Lihat ke Halaman Asli

Penahanan Udar, Fight Back melawan Jokowi ?

Diperbarui: 18 Juni 2015   00:14

Kompasiana adalah platform blog. Konten ini menjadi tanggung jawab bloger dan tidak mewakili pandangan redaksi Kompas.

Bagikan ide kreativitasmu dalam bentuk konten di Kompasiana | Sumber gambar: Freepik

Resmi sudah Kejakgung menahan Udar atas kasus korupsi proyek pengadaan Bus Transjakarta dan Bus Kota Terintegrasi Bus Transjakarta (BKTB) senilai Rp 1,5 triliun rabu 17/9 kemarin. Udar yang tentu saja dalam hal ini tidak terima meminta agar kejakgung memeriksa juga atasannya, sang presiden terpilih 2014 versi KPU dan dikuatkan atas putusan MK.

Dari awal penanganan kasus ini memang sudah ada kesan kejanggalan. Mengapa harus kejakgung yang menangani masalah ini ? Kenapa tidak dilimpahkan kasusnya ke KPK saja bukankah KPK lembaga yang paling berkompeten mengurus hal ini ? Cukupkah proses hukum kasus ini hanya berhenti di Udar ?  Masa sih untuk kasus Impor dengan pihak produsen luar negeri, pejabat yang dilibatkan hanya sekelas Udar Pristono ? Seharusnya ketika ditemukan indikasi keterlibatan pihak selain Udar segera dilakukan pemeriksaan bahkan kalau ternyata ditemukan dua alat bukti yang kuat, penetapan sebagai tersangka harus dilakukan.

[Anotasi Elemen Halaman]
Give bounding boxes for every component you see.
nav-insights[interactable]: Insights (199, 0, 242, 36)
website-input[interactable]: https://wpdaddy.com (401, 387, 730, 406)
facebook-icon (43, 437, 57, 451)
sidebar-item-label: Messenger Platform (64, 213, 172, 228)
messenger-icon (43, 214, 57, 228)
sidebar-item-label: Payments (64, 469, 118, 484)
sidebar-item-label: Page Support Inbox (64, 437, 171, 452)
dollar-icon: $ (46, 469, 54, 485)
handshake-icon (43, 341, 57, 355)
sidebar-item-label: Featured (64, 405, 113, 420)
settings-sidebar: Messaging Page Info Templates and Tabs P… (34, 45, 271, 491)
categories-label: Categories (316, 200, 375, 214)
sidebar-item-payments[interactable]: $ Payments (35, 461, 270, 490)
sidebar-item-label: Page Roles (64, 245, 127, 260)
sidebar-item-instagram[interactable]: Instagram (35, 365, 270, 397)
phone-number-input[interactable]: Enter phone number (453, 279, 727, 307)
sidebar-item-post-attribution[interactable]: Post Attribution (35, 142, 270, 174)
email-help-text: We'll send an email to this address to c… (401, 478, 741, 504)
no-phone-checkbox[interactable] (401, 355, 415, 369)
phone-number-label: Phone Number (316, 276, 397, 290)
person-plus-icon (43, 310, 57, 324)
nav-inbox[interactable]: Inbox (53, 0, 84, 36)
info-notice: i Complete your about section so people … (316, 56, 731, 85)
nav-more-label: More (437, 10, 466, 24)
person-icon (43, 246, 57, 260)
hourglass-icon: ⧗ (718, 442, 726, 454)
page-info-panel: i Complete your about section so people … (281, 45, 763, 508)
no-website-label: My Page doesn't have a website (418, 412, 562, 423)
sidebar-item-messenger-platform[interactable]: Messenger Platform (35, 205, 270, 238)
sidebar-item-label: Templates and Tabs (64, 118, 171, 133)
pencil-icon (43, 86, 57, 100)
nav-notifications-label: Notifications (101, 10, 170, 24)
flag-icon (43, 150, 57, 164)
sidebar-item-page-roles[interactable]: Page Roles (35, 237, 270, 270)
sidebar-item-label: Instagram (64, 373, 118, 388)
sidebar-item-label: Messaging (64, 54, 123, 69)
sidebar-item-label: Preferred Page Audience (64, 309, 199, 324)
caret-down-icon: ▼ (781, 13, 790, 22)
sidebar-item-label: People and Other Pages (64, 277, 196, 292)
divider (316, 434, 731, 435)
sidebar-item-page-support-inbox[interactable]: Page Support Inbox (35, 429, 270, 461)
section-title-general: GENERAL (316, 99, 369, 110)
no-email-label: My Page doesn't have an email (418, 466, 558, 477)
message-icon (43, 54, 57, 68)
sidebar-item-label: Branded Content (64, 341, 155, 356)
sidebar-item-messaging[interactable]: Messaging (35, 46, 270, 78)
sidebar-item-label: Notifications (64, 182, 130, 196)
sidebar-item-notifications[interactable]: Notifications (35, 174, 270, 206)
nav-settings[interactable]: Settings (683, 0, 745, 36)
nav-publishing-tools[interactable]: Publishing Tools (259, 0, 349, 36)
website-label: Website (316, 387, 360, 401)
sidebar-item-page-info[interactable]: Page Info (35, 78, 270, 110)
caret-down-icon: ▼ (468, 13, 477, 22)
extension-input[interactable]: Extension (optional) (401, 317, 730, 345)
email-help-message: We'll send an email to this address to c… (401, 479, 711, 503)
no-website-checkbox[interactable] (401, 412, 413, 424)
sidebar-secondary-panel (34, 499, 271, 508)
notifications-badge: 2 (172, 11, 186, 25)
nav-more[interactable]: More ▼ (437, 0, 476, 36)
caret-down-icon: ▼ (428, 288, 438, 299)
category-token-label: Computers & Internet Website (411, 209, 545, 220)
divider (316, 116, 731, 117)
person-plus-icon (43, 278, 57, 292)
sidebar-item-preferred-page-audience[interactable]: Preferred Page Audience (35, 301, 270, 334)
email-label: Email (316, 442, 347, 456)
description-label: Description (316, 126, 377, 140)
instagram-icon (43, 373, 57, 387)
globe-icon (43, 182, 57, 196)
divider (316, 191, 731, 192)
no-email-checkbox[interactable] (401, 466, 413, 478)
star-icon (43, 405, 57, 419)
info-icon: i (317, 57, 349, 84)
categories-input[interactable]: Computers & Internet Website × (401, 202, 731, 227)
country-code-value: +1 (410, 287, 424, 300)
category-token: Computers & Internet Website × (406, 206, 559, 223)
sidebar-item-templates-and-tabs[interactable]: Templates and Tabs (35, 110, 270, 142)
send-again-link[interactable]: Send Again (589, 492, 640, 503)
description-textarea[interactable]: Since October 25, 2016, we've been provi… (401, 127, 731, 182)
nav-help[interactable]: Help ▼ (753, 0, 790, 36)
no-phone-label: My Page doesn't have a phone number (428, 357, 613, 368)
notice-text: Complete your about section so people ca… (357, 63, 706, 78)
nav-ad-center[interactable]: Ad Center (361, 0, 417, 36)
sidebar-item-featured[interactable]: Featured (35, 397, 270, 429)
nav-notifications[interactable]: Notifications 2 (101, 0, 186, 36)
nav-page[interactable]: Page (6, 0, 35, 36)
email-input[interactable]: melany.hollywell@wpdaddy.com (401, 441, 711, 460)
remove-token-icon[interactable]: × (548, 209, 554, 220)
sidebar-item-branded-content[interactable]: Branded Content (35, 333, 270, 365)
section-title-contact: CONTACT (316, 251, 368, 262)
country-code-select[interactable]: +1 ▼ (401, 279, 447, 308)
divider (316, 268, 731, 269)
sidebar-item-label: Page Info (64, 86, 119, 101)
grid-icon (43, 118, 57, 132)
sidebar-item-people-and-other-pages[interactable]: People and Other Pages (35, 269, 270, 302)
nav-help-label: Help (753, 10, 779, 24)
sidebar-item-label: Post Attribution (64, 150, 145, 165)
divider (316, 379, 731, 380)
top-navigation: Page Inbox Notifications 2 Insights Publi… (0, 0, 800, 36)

• _Deskripsi Tugas_: Salin setiap kalimat tanya dalam paragraf tulisan tentang penahanan Udar yang diawali dengan "Dari awal penanganan kasus ini". Data tersebut tidak diperlukan untuk mengerjakan tugas ini.

• _Jawaban Akhir_:
- Mengapa harus kejakgung yang menangani masalah ini ?
- Kenapa tidak dilimpahkan kasusnya ke KPK saja bukankah KPK lembaga yang paling berkompeten mengurus hal ini ?
- Cukupkah proses hukum kasus ini hanya berhenti di Udar ?
- Masa sih untuk kasus Impor dengan pihak produsen luar negeri, pejabat yang dilibatkan hanya sekelas Udar Pristono ?